Work required
Reproduce every row below verbatim, with no changes to any character.

Data items

begin

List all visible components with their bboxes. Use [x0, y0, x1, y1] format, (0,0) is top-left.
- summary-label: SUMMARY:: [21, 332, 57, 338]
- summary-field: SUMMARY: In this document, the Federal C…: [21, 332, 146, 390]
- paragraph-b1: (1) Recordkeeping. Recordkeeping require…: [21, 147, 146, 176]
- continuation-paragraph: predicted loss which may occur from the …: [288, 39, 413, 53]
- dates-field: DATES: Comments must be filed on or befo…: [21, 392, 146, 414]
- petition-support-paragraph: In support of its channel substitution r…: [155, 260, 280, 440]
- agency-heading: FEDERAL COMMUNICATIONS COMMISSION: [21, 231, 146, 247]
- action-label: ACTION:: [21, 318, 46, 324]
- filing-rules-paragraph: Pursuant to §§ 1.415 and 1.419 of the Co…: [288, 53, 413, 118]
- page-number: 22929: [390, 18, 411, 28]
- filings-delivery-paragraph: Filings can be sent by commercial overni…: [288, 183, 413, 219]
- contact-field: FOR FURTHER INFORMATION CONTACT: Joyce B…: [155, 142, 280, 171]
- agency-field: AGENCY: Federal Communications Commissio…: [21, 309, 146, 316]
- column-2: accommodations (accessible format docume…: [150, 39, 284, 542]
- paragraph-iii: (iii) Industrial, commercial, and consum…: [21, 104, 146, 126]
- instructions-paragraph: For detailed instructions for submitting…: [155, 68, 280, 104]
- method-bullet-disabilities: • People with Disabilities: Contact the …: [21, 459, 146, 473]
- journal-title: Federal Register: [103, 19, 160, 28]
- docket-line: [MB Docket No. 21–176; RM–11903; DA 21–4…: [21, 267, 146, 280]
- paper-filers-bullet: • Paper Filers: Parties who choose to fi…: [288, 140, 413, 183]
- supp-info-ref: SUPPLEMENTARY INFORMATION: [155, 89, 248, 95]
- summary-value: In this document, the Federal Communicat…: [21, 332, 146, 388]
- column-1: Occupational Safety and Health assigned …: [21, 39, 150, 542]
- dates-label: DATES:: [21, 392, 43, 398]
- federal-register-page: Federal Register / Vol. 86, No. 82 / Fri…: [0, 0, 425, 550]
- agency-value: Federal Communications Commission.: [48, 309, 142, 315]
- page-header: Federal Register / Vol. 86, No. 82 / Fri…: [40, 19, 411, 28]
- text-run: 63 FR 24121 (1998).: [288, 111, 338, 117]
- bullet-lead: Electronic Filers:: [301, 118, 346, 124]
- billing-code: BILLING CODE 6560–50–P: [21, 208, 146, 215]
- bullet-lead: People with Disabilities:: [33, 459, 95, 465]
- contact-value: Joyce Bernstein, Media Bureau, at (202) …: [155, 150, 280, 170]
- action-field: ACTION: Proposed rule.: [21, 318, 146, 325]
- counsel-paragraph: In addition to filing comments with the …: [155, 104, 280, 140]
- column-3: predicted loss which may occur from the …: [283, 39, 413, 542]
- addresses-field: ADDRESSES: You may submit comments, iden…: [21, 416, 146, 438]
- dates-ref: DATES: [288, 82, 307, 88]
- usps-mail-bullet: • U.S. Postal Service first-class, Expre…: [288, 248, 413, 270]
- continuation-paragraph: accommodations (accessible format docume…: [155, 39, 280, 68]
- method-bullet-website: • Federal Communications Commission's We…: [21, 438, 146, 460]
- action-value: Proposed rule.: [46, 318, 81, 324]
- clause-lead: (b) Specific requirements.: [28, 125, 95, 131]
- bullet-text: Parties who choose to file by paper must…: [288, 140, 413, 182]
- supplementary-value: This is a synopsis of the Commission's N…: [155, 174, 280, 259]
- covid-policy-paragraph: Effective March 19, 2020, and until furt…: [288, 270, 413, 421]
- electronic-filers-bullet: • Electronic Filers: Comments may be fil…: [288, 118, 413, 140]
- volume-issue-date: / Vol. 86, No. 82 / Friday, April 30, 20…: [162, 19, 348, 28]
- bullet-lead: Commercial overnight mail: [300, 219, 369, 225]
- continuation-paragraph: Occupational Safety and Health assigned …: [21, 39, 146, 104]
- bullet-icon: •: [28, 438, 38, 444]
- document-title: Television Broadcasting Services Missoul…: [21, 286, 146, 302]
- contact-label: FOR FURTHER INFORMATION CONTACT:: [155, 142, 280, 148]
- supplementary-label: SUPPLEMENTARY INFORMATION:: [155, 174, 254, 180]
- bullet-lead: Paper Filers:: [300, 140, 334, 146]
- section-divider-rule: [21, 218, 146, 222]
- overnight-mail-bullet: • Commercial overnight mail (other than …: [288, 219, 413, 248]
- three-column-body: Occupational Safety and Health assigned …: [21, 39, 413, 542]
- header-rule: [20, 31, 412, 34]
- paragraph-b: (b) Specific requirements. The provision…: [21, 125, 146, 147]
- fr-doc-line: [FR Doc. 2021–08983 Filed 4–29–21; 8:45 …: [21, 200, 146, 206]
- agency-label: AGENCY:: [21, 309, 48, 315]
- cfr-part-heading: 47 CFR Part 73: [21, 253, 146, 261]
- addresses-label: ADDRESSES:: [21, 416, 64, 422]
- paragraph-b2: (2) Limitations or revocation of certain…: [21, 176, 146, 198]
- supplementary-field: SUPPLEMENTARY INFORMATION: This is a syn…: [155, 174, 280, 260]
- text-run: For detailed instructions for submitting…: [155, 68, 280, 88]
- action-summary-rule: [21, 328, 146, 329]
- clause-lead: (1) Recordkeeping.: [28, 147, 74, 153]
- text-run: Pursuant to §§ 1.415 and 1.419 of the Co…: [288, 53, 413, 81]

end

Full output
List all visible components with their bboxes. Use [x0, y0, x1, y1] format, (0,0) is top-left.
- summary-label: SUMMARY:: [21, 332, 57, 338]
- summary-field: SUMMARY: In this document, the Federal C…: [21, 332, 146, 390]
- paragraph-b1: (1) Recordkeeping. Recordkeeping require…: [21, 147, 146, 176]
- continuation-paragraph: predicted loss which may occur from the …: [288, 39, 413, 53]
- dates-field: DATES: Comments must be filed on or befo…: [21, 392, 146, 414]
- petition-support-paragraph: In support of its channel substitution r…: [155, 260, 280, 440]
- agency-heading: FEDERAL COMMUNICATIONS COMMISSION: [21, 231, 146, 247]
- action-label: ACTION:: [21, 318, 46, 324]
- filing-rules-paragraph: Pursuant to §§ 1.415 and 1.419 of the Co…: [288, 53, 413, 118]
- page-number: 22929: [390, 18, 411, 28]
- filings-delivery-paragraph: Filings can be sent by commercial overni…: [288, 183, 413, 219]
- contact-field: FOR FURTHER INFORMATION CONTACT: Joyce B…: [155, 142, 280, 171]
- agency-field: AGENCY: Federal Communications Commissio…: [21, 309, 146, 316]
- column-2: accommodations (accessible format docume…: [150, 39, 284, 542]
- paragraph-iii: (iii) Industrial, commercial, and consum…: [21, 104, 146, 126]
- instructions-paragraph: For detailed instructions for submitting…: [155, 68, 280, 104]
- method-bullet-disabilities: • People with Disabilities: Contact the …: [21, 459, 146, 473]
- journal-title: Federal Register: [103, 19, 160, 28]
- docket-line: [MB Docket No. 21–176; RM–11903; DA 21–4…: [21, 267, 146, 280]
- paper-filers-bullet: • Paper Filers: Parties who choose to fi…: [288, 140, 413, 183]
- supp-info-ref: SUPPLEMENTARY INFORMATION: [155, 89, 248, 95]
- summary-value: In this document, the Federal Communicat…: [21, 332, 146, 388]
- column-1: Occupational Safety and Health assigned …: [21, 39, 150, 542]
- dates-label: DATES:: [21, 392, 43, 398]
- federal-register-page: Federal Register / Vol. 86, No. 82 / Fri…: [0, 0, 425, 550]
- agency-value: Federal Communications Commission.: [48, 309, 142, 315]
- page-header: Federal Register / Vol. 86, No. 82 / Fri…: [40, 19, 411, 28]
- text-run: 63 FR 24121 (1998).: [288, 111, 338, 117]
- bullet-lead: Electronic Filers:: [301, 118, 346, 124]
- billing-code: BILLING CODE 6560–50–P: [21, 208, 146, 215]
- bullet-lead: People with Disabilities:: [33, 459, 95, 465]
- contact-value: Joyce Bernstein, Media Bureau, at (202) …: [155, 150, 280, 170]
- action-field: ACTION: Proposed rule.: [21, 318, 146, 325]
- counsel-paragraph: In addition to filing comments with the …: [155, 104, 280, 140]
- column-3: predicted loss which may occur from the …: [283, 39, 413, 542]
- addresses-field: ADDRESSES: You may submit comments, iden…: [21, 416, 146, 438]
- dates-ref: DATES: [288, 82, 307, 88]
- usps-mail-bullet: • U.S. Postal Service first-class, Expre…: [288, 248, 413, 270]
- continuation-paragraph: accommodations (accessible format docume…: [155, 39, 280, 68]
- method-bullet-website: • Federal Communications Commission's We…: [21, 438, 146, 460]
- action-value: Proposed rule.: [46, 318, 81, 324]
- clause-lead: (b) Specific requirements.: [28, 125, 95, 131]
- bullet-text: Parties who choose to file by paper must…: [288, 140, 413, 182]
- supplementary-value: This is a synopsis of the Commission's N…: [155, 174, 280, 259]
- covid-policy-paragraph: Effective March 19, 2020, and until furt…: [288, 270, 413, 421]
- electronic-filers-bullet: • Electronic Filers: Comments may be fil…: [288, 118, 413, 140]
- volume-issue-date: / Vol. 86, No. 82 / Friday, April 30, 20…: [162, 19, 348, 28]
- bullet-lead: Commercial overnight mail: [300, 219, 369, 225]
- continuation-paragraph: Occupational Safety and Health assigned …: [21, 39, 146, 104]
- bullet-icon: •: [28, 438, 38, 444]
- document-title: Television Broadcasting Services Missoul…: [21, 286, 146, 302]
- contact-label: FOR FURTHER INFORMATION CONTACT:: [155, 142, 280, 148]
- supplementary-label: SUPPLEMENTARY INFORMATION:: [155, 174, 254, 180]
- bullet-lead: Paper Filers:: [300, 140, 334, 146]
- section-divider-rule: [21, 218, 146, 222]
- overnight-mail-bullet: • Commercial overnight mail (other than …: [288, 219, 413, 248]
- three-column-body: Occupational Safety and Health assigned …: [21, 39, 413, 542]
- header-rule: [20, 31, 412, 34]
- paragraph-b: (b) Specific requirements. The provision…: [21, 125, 146, 147]
- fr-doc-line: [FR Doc. 2021–08983 Filed 4–29–21; 8:45 …: [21, 200, 146, 206]
- agency-label: AGENCY:: [21, 309, 48, 315]
- cfr-part-heading: 47 CFR Part 73: [21, 253, 146, 261]
- addresses-label: ADDRESSES:: [21, 416, 64, 422]
- paragraph-b2: (2) Limitations or revocation of certain…: [21, 176, 146, 198]
- supplementary-field: SUPPLEMENTARY INFORMATION: This is a syn…: [155, 174, 280, 260]
- text-run: For detailed instructions for submitting…: [155, 68, 280, 88]
- action-summary-rule: [21, 328, 146, 329]
- clause-lead: (1) Recordkeeping.: [28, 147, 74, 153]
- text-run: Pursuant to §§ 1.415 and 1.419 of the Co…: [288, 53, 413, 81]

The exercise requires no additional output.